SUPPLIED ENTRIES:
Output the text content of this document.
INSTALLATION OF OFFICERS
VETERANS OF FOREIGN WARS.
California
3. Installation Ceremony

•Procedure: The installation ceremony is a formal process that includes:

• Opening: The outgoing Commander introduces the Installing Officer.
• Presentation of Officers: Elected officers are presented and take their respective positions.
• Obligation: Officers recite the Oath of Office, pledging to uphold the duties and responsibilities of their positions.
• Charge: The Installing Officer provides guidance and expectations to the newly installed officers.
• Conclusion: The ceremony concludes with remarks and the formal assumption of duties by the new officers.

WORK REQUIRED: Transcribe every entry verbatim.

FULL SOLUTION:
Output the text content of this document.
INSTALLATION OF OFFICERS
VETERANS OF FOREIGN WARS.
California
3. Installation Ceremony

•Procedure: The installation ceremony is a formal process that includes:

• Opening: The outgoing Commander introduces the Installing Officer.
• Presentation of Officers: Elected officers are presented and take their respective positions.
• Obligation: Officers recite the Oath of Office, pledging to uphold the duties and responsibilities of their positions.
• Charge: The Installing Officer provides guidance and expectations to the newly installed officers.
• Conclusion: The ceremony concludes with remarks and the formal assumption of duties by the new officers.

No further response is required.